EXERCISE PROMPT
The answer is one number: how many lines hold the string "Выполнение".

MATERIAL

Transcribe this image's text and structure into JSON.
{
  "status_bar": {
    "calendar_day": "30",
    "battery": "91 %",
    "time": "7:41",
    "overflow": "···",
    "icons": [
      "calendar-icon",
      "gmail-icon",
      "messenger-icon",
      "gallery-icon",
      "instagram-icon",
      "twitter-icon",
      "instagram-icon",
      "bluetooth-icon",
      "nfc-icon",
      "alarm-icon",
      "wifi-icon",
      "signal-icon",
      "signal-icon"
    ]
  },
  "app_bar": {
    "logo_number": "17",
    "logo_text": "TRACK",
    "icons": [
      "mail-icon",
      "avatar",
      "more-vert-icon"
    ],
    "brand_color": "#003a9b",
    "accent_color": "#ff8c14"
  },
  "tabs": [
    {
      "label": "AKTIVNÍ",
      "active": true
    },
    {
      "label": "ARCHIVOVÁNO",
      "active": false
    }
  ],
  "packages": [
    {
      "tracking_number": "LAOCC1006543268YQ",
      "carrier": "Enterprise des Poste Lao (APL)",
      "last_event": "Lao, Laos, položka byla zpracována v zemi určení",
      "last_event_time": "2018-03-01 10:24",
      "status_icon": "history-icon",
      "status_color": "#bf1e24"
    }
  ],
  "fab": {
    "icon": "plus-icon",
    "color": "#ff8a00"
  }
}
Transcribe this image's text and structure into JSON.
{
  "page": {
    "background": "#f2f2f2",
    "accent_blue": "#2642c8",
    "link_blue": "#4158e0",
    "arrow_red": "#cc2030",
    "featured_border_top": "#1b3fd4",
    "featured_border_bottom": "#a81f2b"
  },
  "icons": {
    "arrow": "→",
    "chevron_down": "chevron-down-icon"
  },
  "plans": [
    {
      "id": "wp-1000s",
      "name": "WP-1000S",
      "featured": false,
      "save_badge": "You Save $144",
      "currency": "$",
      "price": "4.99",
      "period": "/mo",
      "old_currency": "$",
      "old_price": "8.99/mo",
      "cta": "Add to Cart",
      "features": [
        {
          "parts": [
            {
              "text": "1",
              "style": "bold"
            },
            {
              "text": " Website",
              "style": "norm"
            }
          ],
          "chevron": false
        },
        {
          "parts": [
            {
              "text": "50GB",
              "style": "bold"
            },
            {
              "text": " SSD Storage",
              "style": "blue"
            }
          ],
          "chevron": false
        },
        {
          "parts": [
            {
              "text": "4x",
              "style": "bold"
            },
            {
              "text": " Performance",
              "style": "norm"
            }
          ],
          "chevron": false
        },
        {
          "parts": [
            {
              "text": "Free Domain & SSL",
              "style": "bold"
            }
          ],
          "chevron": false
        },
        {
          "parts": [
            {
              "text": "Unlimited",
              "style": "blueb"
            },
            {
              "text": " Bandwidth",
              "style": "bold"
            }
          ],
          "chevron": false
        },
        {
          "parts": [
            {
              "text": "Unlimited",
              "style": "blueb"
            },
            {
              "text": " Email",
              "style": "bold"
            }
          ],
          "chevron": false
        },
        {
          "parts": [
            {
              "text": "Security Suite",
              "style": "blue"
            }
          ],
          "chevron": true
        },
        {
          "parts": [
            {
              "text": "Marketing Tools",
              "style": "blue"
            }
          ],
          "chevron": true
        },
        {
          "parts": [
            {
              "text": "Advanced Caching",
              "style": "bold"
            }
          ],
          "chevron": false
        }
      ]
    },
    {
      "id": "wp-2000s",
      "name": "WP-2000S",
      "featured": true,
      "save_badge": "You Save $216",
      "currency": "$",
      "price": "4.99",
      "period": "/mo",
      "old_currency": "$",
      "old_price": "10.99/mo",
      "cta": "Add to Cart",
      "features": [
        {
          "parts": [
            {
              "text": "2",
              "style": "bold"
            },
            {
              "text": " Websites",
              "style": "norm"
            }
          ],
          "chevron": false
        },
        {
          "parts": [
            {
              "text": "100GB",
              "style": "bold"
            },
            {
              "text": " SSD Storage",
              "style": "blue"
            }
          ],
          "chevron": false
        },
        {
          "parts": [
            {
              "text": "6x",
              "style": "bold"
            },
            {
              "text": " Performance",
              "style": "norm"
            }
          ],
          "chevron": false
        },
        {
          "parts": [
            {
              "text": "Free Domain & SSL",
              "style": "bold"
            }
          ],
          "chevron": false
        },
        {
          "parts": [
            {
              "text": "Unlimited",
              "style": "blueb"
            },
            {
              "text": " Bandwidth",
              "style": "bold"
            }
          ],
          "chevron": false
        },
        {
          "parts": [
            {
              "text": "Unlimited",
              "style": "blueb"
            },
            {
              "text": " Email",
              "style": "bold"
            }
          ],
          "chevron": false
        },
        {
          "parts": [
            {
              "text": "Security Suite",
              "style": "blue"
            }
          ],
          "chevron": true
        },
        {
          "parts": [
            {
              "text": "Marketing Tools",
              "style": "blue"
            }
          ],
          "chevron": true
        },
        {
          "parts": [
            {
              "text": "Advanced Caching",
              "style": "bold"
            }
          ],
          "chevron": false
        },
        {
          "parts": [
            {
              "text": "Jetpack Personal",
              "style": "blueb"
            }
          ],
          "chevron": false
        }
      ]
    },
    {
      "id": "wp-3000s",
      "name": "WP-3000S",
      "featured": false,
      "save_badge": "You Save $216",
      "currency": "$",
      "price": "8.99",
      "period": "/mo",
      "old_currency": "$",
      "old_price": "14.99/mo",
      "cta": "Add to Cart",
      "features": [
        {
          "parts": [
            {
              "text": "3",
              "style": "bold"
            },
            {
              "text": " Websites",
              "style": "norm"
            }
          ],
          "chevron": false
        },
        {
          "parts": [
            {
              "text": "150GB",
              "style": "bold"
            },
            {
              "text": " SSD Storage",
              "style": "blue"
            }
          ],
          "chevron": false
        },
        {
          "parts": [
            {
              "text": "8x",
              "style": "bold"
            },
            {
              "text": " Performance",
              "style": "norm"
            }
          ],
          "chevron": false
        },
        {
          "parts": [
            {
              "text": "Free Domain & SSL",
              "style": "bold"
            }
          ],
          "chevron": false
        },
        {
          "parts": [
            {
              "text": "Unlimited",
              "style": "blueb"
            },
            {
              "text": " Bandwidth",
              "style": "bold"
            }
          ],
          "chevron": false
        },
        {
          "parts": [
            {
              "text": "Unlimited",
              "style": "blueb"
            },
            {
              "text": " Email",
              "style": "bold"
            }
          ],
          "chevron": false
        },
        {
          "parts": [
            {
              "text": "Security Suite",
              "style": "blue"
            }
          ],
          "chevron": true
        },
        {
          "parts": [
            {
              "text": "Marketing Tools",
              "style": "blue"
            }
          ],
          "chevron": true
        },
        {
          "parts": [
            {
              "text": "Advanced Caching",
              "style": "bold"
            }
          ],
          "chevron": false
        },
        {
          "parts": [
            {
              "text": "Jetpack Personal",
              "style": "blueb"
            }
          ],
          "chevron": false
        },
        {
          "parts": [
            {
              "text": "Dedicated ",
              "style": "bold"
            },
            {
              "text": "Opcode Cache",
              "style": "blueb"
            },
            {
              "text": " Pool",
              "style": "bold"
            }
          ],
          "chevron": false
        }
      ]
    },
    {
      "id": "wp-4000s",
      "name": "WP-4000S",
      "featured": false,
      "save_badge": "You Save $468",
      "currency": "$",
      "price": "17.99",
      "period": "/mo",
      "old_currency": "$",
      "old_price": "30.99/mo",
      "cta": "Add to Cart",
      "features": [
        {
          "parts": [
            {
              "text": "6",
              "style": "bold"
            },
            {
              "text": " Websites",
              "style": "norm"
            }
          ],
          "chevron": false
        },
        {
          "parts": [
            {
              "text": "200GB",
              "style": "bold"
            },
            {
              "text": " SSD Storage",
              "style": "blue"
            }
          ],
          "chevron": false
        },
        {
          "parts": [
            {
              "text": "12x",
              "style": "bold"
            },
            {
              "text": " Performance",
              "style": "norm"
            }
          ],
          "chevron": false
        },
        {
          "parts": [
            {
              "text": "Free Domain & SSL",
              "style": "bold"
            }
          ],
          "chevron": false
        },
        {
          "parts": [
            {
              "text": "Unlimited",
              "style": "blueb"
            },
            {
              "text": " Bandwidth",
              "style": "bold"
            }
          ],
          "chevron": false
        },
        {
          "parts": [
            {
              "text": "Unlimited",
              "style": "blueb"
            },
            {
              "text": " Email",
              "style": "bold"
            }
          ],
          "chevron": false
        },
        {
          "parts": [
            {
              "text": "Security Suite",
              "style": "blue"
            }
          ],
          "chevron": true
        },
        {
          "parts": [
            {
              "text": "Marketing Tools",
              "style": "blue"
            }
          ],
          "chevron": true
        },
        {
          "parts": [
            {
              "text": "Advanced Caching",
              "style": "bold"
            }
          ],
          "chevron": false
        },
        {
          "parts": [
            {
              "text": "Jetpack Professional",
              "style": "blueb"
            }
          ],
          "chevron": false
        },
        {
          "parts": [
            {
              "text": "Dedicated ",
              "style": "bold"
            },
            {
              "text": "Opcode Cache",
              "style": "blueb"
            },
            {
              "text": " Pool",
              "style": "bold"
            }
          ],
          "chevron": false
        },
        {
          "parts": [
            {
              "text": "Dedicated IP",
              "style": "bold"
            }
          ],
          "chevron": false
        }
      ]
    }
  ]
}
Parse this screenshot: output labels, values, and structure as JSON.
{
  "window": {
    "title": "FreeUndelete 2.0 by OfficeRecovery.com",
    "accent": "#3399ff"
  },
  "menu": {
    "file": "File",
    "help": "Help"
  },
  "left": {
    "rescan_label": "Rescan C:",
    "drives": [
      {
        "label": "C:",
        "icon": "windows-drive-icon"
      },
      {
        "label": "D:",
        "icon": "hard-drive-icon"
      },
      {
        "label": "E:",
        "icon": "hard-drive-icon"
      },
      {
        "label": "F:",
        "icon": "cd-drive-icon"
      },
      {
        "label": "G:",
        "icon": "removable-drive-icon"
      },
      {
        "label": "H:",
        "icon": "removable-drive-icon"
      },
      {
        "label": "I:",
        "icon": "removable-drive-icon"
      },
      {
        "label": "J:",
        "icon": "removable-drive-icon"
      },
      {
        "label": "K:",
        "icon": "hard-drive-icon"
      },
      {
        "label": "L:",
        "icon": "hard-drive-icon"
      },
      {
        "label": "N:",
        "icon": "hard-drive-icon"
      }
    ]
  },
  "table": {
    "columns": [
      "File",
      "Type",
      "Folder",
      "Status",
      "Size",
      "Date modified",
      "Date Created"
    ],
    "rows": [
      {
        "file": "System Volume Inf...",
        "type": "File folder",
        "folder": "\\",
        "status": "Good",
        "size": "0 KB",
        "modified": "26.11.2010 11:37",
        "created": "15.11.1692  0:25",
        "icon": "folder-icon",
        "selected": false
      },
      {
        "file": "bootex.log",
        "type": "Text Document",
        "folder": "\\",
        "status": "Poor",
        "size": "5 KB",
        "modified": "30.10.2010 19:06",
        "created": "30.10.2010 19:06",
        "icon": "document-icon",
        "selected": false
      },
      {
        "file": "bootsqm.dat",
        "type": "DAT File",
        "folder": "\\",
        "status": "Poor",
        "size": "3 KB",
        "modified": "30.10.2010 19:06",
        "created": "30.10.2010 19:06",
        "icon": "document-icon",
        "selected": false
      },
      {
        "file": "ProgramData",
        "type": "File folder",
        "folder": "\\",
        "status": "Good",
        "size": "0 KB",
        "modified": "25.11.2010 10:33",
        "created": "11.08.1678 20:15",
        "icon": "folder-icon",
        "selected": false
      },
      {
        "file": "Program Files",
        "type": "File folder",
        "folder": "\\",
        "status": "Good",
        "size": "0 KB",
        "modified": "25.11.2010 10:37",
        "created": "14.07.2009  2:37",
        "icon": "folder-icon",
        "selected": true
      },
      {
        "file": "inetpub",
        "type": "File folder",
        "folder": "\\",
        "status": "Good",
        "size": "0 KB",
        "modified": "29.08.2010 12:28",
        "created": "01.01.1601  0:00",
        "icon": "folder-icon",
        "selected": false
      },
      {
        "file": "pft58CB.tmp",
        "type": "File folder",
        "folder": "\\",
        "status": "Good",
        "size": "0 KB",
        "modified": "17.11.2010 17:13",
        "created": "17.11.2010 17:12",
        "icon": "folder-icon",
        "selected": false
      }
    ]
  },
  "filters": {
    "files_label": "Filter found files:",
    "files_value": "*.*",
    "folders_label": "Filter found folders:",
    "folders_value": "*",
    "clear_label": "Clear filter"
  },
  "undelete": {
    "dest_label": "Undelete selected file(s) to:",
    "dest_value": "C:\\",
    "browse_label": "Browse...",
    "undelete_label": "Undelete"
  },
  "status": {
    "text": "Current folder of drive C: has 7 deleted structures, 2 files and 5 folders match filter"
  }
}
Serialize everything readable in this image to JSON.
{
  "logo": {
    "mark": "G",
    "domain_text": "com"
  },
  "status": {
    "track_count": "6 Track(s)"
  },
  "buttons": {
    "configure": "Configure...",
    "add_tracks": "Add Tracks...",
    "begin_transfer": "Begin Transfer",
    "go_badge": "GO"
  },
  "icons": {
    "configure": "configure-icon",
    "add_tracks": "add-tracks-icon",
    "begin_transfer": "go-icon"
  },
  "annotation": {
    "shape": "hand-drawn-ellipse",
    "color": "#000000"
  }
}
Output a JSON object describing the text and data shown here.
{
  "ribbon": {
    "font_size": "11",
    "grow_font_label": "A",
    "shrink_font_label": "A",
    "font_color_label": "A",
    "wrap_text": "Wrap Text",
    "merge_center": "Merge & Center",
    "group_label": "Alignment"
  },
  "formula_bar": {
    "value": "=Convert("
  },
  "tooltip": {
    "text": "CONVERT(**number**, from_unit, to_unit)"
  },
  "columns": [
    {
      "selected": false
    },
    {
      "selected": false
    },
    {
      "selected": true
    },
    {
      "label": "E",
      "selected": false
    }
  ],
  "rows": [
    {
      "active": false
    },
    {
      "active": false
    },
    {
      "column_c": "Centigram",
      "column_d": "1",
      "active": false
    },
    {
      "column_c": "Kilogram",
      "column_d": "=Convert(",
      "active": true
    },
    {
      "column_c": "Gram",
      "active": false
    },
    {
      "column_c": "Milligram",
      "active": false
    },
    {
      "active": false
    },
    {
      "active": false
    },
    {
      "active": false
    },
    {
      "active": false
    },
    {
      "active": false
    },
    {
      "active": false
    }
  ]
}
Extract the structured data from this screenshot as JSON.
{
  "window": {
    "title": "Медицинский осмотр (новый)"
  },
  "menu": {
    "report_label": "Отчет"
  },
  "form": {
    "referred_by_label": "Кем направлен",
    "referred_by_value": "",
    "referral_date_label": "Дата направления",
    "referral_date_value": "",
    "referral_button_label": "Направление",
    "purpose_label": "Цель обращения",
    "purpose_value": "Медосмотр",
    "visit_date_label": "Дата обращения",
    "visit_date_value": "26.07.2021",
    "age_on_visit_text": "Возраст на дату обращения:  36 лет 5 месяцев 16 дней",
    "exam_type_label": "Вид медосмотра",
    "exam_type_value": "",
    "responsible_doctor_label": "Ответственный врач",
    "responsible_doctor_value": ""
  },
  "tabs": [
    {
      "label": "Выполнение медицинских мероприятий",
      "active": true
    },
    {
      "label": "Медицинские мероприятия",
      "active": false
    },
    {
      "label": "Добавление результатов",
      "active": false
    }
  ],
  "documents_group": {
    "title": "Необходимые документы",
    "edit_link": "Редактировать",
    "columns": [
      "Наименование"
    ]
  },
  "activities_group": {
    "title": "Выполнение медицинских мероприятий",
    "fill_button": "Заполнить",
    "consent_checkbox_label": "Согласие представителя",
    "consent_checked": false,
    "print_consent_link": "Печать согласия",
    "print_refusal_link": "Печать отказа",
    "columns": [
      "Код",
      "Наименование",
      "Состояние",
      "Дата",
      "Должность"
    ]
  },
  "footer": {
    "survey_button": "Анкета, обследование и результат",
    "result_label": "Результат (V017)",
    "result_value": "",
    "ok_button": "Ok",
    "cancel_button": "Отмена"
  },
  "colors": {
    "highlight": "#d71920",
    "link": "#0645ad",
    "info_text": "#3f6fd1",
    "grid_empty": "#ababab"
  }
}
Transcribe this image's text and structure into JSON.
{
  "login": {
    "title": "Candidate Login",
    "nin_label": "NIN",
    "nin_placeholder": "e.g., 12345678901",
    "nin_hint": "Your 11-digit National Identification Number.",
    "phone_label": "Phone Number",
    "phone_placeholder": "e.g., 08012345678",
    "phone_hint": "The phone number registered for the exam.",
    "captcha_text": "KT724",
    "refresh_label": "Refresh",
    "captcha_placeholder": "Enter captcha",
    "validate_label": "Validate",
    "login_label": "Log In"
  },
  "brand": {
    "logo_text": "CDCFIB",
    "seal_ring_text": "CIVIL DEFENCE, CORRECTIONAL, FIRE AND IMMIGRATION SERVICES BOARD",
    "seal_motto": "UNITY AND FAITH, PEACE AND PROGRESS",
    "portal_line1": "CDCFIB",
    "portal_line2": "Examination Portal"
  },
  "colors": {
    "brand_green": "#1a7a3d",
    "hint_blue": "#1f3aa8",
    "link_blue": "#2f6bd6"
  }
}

COMPLETE RESPONSE
2